What is asked | Print every line of the listing exactly, please.

**** Data provided

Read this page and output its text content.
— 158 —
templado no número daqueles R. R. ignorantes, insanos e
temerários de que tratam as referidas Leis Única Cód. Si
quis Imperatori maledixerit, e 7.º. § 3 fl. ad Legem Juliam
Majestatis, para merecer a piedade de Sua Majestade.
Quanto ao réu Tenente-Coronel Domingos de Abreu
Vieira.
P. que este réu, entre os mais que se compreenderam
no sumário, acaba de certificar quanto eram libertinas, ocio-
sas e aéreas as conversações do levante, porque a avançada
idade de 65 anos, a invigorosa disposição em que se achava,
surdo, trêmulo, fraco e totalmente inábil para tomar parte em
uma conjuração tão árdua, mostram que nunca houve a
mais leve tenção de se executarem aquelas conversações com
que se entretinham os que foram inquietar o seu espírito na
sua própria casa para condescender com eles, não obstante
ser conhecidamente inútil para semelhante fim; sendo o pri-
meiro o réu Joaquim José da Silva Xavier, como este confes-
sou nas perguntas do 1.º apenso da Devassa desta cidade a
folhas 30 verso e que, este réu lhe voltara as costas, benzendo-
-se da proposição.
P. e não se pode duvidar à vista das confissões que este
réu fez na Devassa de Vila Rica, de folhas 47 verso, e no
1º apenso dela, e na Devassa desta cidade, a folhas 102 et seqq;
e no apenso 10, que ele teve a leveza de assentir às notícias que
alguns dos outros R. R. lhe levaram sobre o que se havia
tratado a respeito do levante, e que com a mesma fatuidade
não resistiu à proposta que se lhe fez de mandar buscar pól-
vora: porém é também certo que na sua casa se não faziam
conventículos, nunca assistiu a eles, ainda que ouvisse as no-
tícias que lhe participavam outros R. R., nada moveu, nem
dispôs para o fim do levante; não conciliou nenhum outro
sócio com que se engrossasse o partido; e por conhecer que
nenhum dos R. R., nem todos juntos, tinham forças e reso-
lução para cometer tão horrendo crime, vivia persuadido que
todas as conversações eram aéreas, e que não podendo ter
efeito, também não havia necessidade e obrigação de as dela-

********

Worked answer |
Read this page and output its text content.
— 158 —
templado no número daqueles R. R. ignorantes, insanos e
temerários de que tratam as referidas Leis Única Cód. Si
quis Imperatori maledixerit, e 7.º. § 3 fl. ad Legem Juliam
Majestatis, para merecer a piedade de Sua Majestade.
Quanto ao réu Tenente-Coronel Domingos de Abreu
Vieira.
P. que este réu, entre os mais que se compreenderam
no sumário, acaba de certificar quanto eram libertinas, ocio-
sas e aéreas as conversações do levante, porque a avançada
idade de 65 anos, a invigorosa disposição em que se achava,
surdo, trêmulo, fraco e totalmente inábil para tomar parte em
uma conjuração tão árdua, mostram que nunca houve a
mais leve tenção de se executarem aquelas conversações com
que se entretinham os que foram inquietar o seu espírito na
sua própria casa para condescender com eles, não obstante
ser conhecidamente inútil para semelhante fim; sendo o pri-
meiro o réu Joaquim José da Silva Xavier, como este confes-
sou nas perguntas do 1.º apenso da Devassa desta cidade a
folhas 30 verso e que, este réu lhe voltara as costas, benzendo-
-se da proposição.
P. e não se pode duvidar à vista das confissões que este
réu fez na Devassa de Vila Rica, de folhas 47 verso, e no
1º apenso dela, e na Devassa desta cidade, a folhas 102 et seqq;
e no apenso 10, que ele teve a leveza de assentir às notícias que
alguns dos outros R. R. lhe levaram sobre o que se havia
tratado a respeito do levante, e que com a mesma fatuidade
não resistiu à proposta que se lhe fez de mandar buscar pól-
vora: porém é também certo que na sua casa se não faziam
conventículos, nunca assistiu a eles, ainda que ouvisse as no-
tícias que lhe participavam outros R. R., nada moveu, nem
dispôs para o fim do levante; não conciliou nenhum outro
sócio com que se engrossasse o partido; e por conhecer que
nenhum dos R. R., nem todos juntos, tinham forças e reso-
lução para cometer tão horrendo crime, vivia persuadido que
todas as conversações eram aéreas, e que não podendo ter
efeito, também não havia necessidade e obrigação de as dela-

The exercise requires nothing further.